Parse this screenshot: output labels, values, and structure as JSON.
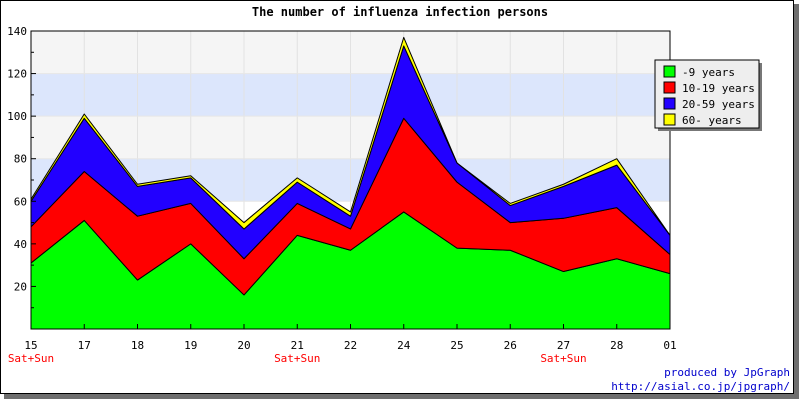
{
  "chart_data": {
    "type": "area",
    "stacked": true,
    "title": "The number of influenza infection persons",
    "xlabel": "",
    "ylabel": "",
    "ylim": [
      0,
      140
    ],
    "yticks": [
      20,
      40,
      60,
      80,
      100,
      120,
      140
    ],
    "categories": [
      "15",
      "17",
      "18",
      "19",
      "20",
      "21",
      "22",
      "24",
      "25",
      "26",
      "27",
      "28",
      "01"
    ],
    "sublabels": [
      "Sat+Sun",
      "",
      "",
      "",
      "",
      "Sat+Sun",
      "",
      "",
      "",
      "",
      "Sat+Sun",
      "",
      ""
    ],
    "grid": true,
    "legend_position": "right",
    "series": [
      {
        "name": "-9 years",
        "color": "#00ff00",
        "values": [
          31,
          51,
          23,
          40,
          16,
          44,
          37,
          55,
          38,
          37,
          27,
          33,
          26
        ]
      },
      {
        "name": "10-19 years",
        "color": "#ff0000",
        "values": [
          17,
          23,
          30,
          19,
          17,
          15,
          10,
          44,
          31,
          13,
          25,
          24,
          9
        ]
      },
      {
        "name": "20-59 years",
        "color": "#2200ff",
        "values": [
          12,
          25,
          14,
          12,
          14,
          10,
          6,
          34,
          9,
          8,
          15,
          20,
          9
        ]
      },
      {
        "name": "60- years",
        "color": "#ffff00",
        "values": [
          1,
          2,
          1,
          1,
          3,
          2,
          2,
          4,
          0,
          1,
          1,
          3,
          0
        ]
      }
    ]
  },
  "credit": {
    "line1": "produced by JpGraph",
    "line2": "http://asial.co.jp/jpgraph/"
  }
}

DIRECTIVE: Retype the listing exactly. Pictures do not belong in the copy.

THE OUTPUT:
Parse this screenshot: output labels, values, and structure as JSON.
{
  "chart_data": {
    "type": "area",
    "stacked": true,
    "title": "The number of influenza infection persons",
    "xlabel": "",
    "ylabel": "",
    "ylim": [
      0,
      140
    ],
    "yticks": [
      20,
      40,
      60,
      80,
      100,
      120,
      140
    ],
    "categories": [
      "15",
      "17",
      "18",
      "19",
      "20",
      "21",
      "22",
      "24",
      "25",
      "26",
      "27",
      "28",
      "01"
    ],
    "sublabels": [
      "Sat+Sun",
      "",
      "",
      "",
      "",
      "Sat+Sun",
      "",
      "",
      "",
      "",
      "Sat+Sun",
      "",
      ""
    ],
    "grid": true,
    "legend_position": "right",
    "series": [
      {
        "name": "-9 years",
        "color": "#00ff00",
        "values": [
          31,
          51,
          23,
          40,
          16,
          44,
          37,
          55,
          38,
          37,
          27,
          33,
          26
        ]
      },
      {
        "name": "10-19 years",
        "color": "#ff0000",
        "values": [
          17,
          23,
          30,
          19,
          17,
          15,
          10,
          44,
          31,
          13,
          25,
          24,
          9
        ]
      },
      {
        "name": "20-59 years",
        "color": "#2200ff",
        "values": [
          12,
          25,
          14,
          12,
          14,
          10,
          6,
          34,
          9,
          8,
          15,
          20,
          9
        ]
      },
      {
        "name": "60- years",
        "color": "#ffff00",
        "values": [
          1,
          2,
          1,
          1,
          3,
          2,
          2,
          4,
          0,
          1,
          1,
          3,
          0
        ]
      }
    ]
  },
  "credit": {
    "line1": "produced by JpGraph",
    "line2": "http://asial.co.jp/jpgraph/"
  }
}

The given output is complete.